##### EXERCISE INPUTS

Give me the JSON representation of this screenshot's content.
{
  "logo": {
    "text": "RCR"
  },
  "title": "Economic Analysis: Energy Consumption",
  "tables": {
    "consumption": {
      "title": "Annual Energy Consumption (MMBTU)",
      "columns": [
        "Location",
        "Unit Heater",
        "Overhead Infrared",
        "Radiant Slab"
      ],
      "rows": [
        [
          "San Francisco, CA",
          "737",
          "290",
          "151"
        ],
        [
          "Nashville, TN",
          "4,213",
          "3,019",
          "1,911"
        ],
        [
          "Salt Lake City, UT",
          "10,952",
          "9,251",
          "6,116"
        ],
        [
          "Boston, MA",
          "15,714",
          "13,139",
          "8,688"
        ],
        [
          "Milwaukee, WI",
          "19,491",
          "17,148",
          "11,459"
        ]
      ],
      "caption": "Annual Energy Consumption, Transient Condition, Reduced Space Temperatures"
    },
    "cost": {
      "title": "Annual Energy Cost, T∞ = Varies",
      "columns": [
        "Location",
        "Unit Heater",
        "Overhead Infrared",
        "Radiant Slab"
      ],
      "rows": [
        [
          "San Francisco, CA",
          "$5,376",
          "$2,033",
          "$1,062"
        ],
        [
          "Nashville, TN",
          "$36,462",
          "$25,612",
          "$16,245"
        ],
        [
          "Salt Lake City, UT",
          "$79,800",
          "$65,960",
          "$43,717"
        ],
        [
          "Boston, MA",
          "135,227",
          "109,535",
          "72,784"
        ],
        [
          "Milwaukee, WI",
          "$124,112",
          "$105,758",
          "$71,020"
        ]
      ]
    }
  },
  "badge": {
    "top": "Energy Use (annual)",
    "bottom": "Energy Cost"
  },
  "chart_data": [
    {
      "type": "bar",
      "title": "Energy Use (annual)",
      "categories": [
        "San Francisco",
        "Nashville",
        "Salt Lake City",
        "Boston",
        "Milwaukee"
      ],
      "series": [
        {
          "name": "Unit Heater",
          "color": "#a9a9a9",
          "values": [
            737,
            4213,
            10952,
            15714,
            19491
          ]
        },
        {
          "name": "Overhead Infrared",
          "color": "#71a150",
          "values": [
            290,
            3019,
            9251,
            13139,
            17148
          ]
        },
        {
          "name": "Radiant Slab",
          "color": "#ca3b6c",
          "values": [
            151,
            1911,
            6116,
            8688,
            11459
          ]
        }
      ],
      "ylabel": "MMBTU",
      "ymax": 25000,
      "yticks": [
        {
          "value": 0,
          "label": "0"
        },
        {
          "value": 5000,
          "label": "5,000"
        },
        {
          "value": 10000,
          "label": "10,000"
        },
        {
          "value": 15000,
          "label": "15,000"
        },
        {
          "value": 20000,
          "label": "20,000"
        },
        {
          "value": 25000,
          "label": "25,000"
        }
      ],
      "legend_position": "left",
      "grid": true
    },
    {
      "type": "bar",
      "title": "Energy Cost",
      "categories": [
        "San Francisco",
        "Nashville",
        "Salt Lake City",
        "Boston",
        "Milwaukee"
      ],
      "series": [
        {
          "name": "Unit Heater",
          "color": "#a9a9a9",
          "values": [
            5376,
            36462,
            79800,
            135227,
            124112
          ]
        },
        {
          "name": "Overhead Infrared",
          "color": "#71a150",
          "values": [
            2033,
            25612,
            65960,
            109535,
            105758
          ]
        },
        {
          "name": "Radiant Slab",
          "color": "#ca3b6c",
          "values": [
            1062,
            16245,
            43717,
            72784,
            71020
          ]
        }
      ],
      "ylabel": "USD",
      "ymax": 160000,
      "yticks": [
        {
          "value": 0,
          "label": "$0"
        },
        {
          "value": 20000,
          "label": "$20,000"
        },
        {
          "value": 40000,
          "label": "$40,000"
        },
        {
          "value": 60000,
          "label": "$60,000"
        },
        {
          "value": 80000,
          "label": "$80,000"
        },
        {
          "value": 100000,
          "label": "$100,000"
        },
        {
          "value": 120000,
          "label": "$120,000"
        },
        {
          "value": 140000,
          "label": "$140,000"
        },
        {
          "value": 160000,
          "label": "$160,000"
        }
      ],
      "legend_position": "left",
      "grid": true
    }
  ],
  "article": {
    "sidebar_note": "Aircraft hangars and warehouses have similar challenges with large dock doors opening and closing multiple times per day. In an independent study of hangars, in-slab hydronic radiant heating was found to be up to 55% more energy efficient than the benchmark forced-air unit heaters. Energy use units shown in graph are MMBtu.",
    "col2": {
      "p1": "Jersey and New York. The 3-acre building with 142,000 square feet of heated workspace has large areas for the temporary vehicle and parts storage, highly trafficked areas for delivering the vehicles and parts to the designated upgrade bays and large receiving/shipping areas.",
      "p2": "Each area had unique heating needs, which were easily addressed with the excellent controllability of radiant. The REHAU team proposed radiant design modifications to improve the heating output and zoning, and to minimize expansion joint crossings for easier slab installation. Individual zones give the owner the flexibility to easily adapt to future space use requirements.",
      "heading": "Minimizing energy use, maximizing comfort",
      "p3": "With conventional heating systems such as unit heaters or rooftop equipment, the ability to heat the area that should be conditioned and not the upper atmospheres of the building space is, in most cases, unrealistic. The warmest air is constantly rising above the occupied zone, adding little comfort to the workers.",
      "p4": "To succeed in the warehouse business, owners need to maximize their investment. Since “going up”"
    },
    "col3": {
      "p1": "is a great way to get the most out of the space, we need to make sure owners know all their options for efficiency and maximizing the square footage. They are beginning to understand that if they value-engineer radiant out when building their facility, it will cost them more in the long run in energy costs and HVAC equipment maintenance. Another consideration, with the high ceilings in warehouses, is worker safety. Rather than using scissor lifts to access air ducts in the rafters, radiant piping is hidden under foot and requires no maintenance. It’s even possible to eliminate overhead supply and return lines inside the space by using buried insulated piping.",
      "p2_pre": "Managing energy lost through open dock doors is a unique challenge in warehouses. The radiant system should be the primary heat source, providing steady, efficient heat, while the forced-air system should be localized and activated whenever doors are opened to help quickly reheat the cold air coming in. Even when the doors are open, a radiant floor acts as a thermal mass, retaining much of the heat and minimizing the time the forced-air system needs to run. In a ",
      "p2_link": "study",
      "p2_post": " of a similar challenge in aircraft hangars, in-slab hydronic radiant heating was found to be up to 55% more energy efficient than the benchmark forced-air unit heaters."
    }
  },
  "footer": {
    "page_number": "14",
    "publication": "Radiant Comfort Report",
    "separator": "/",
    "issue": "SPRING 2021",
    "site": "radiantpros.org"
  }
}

##########

_THE REQUEST_
Give only the count of lines in this material that contain the string "unique".

_FULL OUTPUT_
2